==== Extracted entries ====

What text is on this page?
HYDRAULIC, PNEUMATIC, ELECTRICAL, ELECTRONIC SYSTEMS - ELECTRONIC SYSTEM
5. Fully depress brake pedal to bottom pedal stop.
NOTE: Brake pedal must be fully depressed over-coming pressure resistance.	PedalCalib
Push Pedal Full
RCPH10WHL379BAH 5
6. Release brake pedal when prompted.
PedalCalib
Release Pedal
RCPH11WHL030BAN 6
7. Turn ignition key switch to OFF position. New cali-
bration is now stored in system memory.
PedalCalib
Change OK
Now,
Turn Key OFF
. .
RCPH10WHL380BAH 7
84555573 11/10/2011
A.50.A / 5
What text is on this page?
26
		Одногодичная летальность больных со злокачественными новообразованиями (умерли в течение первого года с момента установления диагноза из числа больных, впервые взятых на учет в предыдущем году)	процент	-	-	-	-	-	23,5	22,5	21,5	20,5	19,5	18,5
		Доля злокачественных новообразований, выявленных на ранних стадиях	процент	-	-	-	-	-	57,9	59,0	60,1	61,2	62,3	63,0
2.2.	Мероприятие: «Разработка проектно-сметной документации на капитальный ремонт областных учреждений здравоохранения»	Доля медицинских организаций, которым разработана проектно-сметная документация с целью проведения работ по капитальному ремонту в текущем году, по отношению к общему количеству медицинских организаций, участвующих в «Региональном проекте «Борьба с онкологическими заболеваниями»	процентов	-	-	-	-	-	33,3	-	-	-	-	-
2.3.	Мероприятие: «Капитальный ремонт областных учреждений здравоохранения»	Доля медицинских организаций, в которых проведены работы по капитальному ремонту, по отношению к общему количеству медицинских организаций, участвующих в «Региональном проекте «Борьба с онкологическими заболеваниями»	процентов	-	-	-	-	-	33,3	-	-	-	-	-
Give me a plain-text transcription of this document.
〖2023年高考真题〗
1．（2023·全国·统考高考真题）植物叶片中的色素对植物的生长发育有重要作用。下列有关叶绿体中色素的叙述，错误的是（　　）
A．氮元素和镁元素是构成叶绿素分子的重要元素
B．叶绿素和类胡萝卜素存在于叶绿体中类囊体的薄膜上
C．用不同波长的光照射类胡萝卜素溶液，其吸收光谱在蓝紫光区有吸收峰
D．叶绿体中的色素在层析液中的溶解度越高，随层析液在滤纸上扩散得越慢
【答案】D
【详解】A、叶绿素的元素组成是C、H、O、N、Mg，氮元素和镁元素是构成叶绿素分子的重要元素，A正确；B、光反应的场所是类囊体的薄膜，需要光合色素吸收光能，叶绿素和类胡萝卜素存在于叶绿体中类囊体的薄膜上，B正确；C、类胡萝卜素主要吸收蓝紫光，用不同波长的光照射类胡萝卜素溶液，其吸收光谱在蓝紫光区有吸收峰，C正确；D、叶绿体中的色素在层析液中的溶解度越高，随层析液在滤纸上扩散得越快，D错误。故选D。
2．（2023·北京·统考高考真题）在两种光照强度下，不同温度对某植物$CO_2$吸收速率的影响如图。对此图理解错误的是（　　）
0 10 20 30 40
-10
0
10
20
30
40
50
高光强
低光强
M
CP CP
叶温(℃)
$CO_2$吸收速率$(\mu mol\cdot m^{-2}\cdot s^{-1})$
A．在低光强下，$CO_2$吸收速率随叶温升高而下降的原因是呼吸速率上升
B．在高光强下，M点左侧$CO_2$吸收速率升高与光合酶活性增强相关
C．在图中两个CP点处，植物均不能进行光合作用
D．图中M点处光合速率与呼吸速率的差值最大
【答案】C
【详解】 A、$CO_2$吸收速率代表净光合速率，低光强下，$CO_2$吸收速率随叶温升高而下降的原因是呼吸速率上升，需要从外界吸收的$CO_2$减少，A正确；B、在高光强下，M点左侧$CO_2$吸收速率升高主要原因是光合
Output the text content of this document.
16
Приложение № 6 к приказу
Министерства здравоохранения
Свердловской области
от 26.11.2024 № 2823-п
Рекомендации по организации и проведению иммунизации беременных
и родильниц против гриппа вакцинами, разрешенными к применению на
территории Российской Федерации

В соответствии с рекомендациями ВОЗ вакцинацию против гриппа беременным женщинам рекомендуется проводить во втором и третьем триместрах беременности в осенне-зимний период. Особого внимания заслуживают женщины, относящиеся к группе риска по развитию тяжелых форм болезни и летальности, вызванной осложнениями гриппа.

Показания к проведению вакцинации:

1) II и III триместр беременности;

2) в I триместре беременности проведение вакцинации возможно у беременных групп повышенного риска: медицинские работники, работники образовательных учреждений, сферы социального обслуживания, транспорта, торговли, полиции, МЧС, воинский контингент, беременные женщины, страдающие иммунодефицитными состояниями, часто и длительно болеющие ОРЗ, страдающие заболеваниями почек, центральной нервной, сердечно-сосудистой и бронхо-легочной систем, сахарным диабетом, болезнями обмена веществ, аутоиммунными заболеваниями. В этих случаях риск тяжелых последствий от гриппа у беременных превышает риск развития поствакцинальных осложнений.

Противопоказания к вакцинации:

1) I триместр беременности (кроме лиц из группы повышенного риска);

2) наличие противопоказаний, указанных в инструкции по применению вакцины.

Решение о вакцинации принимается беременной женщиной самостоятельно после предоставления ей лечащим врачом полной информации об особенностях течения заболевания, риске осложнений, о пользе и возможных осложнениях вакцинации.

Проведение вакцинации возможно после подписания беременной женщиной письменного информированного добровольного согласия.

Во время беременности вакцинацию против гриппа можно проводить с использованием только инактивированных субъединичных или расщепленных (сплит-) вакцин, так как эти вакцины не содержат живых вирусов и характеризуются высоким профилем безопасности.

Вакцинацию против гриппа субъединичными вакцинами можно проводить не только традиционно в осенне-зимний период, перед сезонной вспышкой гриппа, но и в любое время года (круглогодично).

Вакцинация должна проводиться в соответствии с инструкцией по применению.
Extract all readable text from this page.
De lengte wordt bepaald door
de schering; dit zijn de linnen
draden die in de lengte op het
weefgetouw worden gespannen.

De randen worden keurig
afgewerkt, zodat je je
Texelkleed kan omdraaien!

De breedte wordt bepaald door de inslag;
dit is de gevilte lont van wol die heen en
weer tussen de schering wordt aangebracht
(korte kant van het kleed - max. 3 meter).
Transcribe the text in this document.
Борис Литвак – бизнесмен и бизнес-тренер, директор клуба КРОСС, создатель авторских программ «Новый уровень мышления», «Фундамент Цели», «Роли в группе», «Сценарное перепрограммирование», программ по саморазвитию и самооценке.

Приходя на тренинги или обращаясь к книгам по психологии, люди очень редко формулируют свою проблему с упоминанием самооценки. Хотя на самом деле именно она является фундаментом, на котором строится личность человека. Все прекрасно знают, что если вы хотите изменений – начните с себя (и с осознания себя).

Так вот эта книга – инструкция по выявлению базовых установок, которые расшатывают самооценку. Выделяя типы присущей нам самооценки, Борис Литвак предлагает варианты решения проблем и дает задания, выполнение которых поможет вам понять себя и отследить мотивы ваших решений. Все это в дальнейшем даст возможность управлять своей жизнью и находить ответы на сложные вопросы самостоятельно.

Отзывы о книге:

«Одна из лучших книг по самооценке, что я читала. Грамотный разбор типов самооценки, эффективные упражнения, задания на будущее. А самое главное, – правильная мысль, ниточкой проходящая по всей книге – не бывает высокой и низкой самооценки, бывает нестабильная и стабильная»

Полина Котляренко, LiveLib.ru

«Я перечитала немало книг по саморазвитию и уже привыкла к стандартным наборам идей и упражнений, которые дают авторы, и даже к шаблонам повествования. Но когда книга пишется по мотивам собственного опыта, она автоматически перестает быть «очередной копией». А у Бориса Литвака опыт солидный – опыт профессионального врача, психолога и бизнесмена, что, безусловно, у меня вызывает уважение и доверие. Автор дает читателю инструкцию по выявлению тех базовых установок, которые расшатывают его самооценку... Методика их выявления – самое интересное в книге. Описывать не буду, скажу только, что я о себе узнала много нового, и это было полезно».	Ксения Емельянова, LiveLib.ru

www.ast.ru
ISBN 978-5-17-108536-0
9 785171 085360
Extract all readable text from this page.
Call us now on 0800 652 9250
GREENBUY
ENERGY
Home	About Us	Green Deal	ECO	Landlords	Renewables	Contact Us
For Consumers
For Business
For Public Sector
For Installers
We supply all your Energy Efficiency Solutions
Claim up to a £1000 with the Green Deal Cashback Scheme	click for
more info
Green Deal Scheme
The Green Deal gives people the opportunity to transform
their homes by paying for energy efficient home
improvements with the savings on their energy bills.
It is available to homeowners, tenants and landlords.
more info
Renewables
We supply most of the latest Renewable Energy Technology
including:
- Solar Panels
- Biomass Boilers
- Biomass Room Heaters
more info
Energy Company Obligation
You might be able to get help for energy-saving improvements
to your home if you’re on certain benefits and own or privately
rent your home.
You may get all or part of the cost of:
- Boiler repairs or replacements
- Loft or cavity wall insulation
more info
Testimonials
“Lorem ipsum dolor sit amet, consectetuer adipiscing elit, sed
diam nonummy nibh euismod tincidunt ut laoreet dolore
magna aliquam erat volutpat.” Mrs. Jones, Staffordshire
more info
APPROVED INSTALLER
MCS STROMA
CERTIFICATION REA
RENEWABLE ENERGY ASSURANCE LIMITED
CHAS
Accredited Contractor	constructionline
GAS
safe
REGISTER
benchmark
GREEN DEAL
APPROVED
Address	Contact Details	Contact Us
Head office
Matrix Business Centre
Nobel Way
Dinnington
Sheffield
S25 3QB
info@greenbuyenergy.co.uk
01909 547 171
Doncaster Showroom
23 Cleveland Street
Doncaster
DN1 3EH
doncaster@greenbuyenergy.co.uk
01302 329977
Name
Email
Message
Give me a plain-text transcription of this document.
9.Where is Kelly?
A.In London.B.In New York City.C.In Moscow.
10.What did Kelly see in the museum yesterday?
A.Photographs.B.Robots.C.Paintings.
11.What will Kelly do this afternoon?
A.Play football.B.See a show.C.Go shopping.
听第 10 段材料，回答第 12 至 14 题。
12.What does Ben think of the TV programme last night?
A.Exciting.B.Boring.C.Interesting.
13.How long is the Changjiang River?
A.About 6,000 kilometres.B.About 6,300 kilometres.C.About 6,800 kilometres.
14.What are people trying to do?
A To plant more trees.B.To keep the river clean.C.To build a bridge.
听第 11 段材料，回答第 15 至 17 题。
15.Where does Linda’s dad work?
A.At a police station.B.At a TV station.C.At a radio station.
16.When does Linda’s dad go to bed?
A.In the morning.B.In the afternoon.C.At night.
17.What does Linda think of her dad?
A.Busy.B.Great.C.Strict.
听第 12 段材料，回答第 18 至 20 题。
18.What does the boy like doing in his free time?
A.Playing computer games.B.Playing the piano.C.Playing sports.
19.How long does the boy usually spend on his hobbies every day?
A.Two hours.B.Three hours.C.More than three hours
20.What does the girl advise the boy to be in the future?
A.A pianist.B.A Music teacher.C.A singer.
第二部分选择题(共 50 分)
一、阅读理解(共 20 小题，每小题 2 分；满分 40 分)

====

» **Problem requirements**
Write out every line of the preceding listing that contains "книге".

» **Written answer**
Отзывы о книге:
«Одна из лучших книг по самооценке, что я читала. Грамотный разбор типов самооценки, эффективные упражнения, задания на будущее. А самое главное, – правильная мысль, ниточкой проходящая по всей книге – не бывает высокой и низкой самооценки, бывает нестабильная и стабильная»
«Я перечитала немало книг по саморазвитию и уже привыкла к стандартным наборам идей и упражнений, которые дают авторы, и даже к шаблонам повествования. Но когда книга пишется по мотивам собственного опыта, она автоматически перестает быть «очередной копией». А у Бориса Литвака опыт солидный – опыт профессионального врача, психолога и бизнесмена, что, безусловно, у меня вызывает уважение и доверие. Автор дает читателю инструкцию по выявлению тех базовых установок, которые расшатывают его самооценку... Методика их выявления – самое интересное в книге. Описывать не буду, скажу только, что я о себе узнала много нового, и это было полезно».	Ксения Емельянова, LiveLib.ru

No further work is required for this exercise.